▸ PROBLEM TO WORK ON:
Below are the records; pull every line that includes "shares".
***** DATA *****
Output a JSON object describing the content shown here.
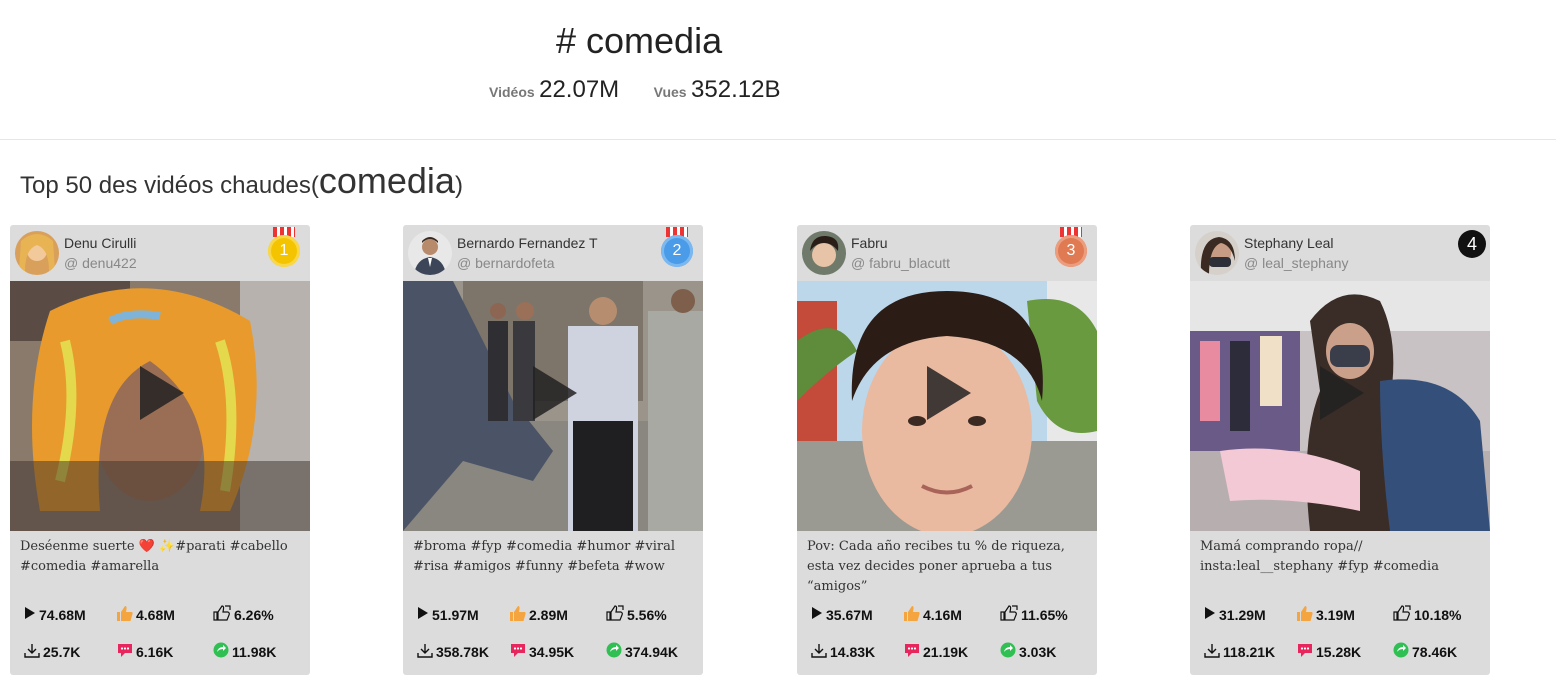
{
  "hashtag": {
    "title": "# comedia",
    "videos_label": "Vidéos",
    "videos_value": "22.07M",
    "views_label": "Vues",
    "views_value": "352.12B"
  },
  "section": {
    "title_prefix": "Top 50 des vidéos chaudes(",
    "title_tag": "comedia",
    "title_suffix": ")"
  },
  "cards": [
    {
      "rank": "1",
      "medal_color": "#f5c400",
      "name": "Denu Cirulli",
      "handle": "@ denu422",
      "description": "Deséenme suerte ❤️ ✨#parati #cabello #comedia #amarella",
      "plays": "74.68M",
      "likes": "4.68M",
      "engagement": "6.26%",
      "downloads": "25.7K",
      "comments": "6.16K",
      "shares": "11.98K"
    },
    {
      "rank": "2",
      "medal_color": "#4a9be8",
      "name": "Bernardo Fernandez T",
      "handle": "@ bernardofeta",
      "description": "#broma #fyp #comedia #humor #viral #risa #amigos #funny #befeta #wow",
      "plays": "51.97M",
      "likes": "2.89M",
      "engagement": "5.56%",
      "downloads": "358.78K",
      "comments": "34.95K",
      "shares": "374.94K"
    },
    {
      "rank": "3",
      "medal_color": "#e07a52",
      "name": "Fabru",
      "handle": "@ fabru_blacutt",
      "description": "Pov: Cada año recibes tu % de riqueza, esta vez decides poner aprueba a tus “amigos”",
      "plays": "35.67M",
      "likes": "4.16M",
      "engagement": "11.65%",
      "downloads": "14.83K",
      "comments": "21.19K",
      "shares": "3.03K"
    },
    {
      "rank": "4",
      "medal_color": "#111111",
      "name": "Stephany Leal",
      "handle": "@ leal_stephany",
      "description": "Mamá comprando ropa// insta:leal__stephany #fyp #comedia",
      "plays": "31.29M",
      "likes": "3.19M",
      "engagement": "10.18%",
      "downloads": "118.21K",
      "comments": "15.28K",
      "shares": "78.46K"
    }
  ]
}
*****
▸ PROBLEM SOLUTION:
      "shares": "11.98K"
      "shares": "374.94K"
      "shares": "3.03K"
      "shares": "78.46K"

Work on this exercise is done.